● **Exercise requirements**
Give back the full listing verbatim, apart from its images.

--- --- ---

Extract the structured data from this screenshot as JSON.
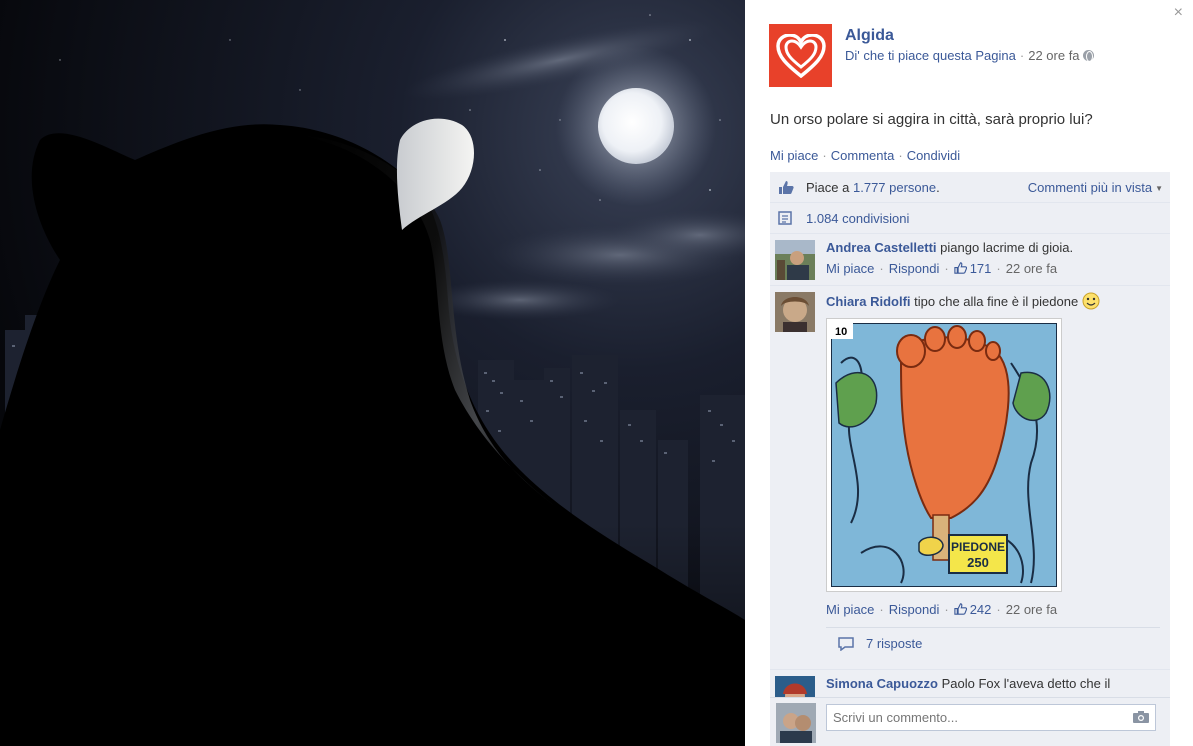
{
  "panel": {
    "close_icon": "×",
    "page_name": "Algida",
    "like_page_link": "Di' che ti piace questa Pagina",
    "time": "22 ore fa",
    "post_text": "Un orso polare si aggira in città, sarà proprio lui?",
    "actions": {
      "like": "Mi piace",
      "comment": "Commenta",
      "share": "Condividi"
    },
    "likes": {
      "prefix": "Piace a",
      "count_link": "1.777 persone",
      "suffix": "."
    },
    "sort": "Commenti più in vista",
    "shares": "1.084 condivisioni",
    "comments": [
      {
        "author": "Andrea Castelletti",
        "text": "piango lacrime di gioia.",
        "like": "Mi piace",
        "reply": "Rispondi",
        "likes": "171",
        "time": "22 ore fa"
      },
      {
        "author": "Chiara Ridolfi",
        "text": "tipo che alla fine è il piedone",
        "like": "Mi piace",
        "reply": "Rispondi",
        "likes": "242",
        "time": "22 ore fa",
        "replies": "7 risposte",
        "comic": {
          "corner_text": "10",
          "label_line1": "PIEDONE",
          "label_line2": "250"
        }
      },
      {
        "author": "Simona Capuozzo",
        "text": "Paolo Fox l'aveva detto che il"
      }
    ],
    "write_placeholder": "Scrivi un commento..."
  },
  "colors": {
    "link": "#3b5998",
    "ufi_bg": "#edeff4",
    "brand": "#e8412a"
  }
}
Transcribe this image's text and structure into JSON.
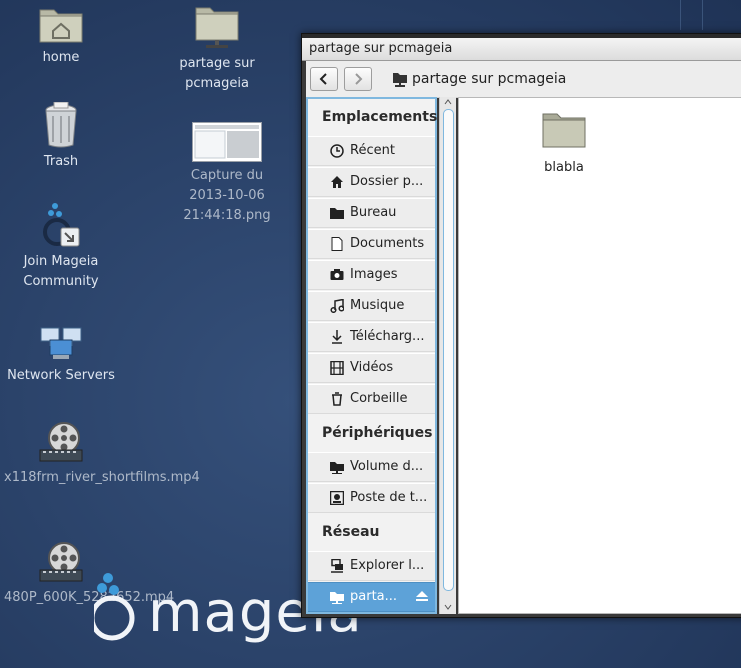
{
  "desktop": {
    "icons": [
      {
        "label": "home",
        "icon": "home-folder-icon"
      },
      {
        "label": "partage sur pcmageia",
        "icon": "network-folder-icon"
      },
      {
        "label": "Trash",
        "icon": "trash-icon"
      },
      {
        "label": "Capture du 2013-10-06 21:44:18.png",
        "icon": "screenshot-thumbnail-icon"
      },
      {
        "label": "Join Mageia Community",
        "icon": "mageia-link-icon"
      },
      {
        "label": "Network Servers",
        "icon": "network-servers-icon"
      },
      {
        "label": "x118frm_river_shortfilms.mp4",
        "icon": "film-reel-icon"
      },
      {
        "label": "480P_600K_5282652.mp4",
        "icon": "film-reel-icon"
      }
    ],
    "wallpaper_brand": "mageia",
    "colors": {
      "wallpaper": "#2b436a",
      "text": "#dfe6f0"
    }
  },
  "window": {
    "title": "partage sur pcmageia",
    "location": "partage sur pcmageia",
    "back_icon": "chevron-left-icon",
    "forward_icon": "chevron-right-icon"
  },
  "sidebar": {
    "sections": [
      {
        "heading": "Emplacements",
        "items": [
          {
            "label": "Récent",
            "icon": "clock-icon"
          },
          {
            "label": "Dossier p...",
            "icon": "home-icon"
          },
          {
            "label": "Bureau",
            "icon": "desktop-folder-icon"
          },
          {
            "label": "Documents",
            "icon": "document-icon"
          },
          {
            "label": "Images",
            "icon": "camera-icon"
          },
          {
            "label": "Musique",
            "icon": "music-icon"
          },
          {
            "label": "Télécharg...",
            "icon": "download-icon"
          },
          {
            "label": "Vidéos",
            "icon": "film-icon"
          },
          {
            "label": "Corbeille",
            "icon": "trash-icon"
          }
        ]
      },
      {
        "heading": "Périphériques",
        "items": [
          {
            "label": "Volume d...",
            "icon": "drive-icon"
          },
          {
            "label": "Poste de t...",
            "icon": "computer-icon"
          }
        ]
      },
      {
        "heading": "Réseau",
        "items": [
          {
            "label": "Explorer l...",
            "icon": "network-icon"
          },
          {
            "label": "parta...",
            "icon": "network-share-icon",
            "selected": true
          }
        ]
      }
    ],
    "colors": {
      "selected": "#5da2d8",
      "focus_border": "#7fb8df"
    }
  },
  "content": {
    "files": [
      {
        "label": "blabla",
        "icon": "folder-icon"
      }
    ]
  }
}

--- --- ---

● **Solution**
Extract the structured data from this screenshot as JSON.
{
  "panel": {
    "close_icon": "×",
    "page_name": "Algida",
    "like_page_link": "Di' che ti piace questa Pagina",
    "time": "22 ore fa",
    "post_text": "Un orso polare si aggira in città, sarà proprio lui?",
    "actions": {
      "like": "Mi piace",
      "comment": "Commenta",
      "share": "Condividi"
    },
    "likes": {
      "prefix": "Piace a",
      "count_link": "1.777 persone",
      "suffix": "."
    },
    "sort": "Commenti più in vista",
    "shares": "1.084 condivisioni",
    "comments": [
      {
        "author": "Andrea Castelletti",
        "text": "piango lacrime di gioia.",
        "like": "Mi piace",
        "reply": "Rispondi",
        "likes": "171",
        "time": "22 ore fa"
      },
      {
        "author": "Chiara Ridolfi",
        "text": "tipo che alla fine è il piedone",
        "like": "Mi piace",
        "reply": "Rispondi",
        "likes": "242",
        "time": "22 ore fa",
        "replies": "7 risposte",
        "comic": {
          "corner_text": "10",
          "label_line1": "PIEDONE",
          "label_line2": "250"
        }
      },
      {
        "author": "Simona Capuozzo",
        "text": "Paolo Fox l'aveva detto che il"
      }
    ],
    "write_placeholder": "Scrivi un commento..."
  },
  "colors": {
    "link": "#3b5998",
    "ufi_bg": "#edeff4",
    "brand": "#e8412a"
  }
}
Transcribe this image's text and structure into JSON.
{
  "desktop": {
    "icons": [
      {
        "label": "home",
        "icon": "home-folder-icon"
      },
      {
        "label": "partage sur pcmageia",
        "icon": "network-folder-icon"
      },
      {
        "label": "Trash",
        "icon": "trash-icon"
      },
      {
        "label": "Capture du 2013-10-06 21:44:18.png",
        "icon": "screenshot-thumbnail-icon"
      },
      {
        "label": "Join Mageia Community",
        "icon": "mageia-link-icon"
      },
      {
        "label": "Network Servers",
        "icon": "network-servers-icon"
      },
      {
        "label": "x118frm_river_shortfilms.mp4",
        "icon": "film-reel-icon"
      },
      {
        "label": "480P_600K_5282652.mp4",
        "icon": "film-reel-icon"
      }
    ],
    "wallpaper_brand": "mageia",
    "colors": {
      "wallpaper": "#2b436a",
      "text": "#dfe6f0"
    }
  },
  "window": {
    "title": "partage sur pcmageia",
    "location": "partage sur pcmageia",
    "back_icon": "chevron-left-icon",
    "forward_icon": "chevron-right-icon"
  },
  "sidebar": {
    "sections": [
      {
        "heading": "Emplacements",
        "items": [
          {
            "label": "Récent",
            "icon": "clock-icon"
          },
          {
            "label": "Dossier p...",
            "icon": "home-icon"
          },
          {
            "label": "Bureau",
            "icon": "desktop-folder-icon"
          },
          {
            "label": "Documents",
            "icon": "document-icon"
          },
          {
            "label": "Images",
            "icon": "camera-icon"
          },
          {
            "label": "Musique",
            "icon": "music-icon"
          },
          {
            "label": "Télécharg...",
            "icon": "download-icon"
          },
          {
            "label": "Vidéos",
            "icon": "film-icon"
          },
          {
            "label": "Corbeille",
            "icon": "trash-icon"
          }
        ]
      },
      {
        "heading": "Périphériques",
        "items": [
          {
            "label": "Volume d...",
            "icon": "drive-icon"
          },
          {
            "label": "Poste de t...",
            "icon": "computer-icon"
          }
        ]
      },
      {
        "heading": "Réseau",
        "items": [
          {
            "label": "Explorer l...",
            "icon": "network-icon"
          },
          {
            "label": "parta...",
            "icon": "network-share-icon",
            "selected": true
          }
        ]
      }
    ],
    "colors": {
      "selected": "#5da2d8",
      "focus_border": "#7fb8df"
    }
  },
  "content": {
    "files": [
      {
        "label": "blabla",
        "icon": "folder-icon"
      }
    ]
  }
}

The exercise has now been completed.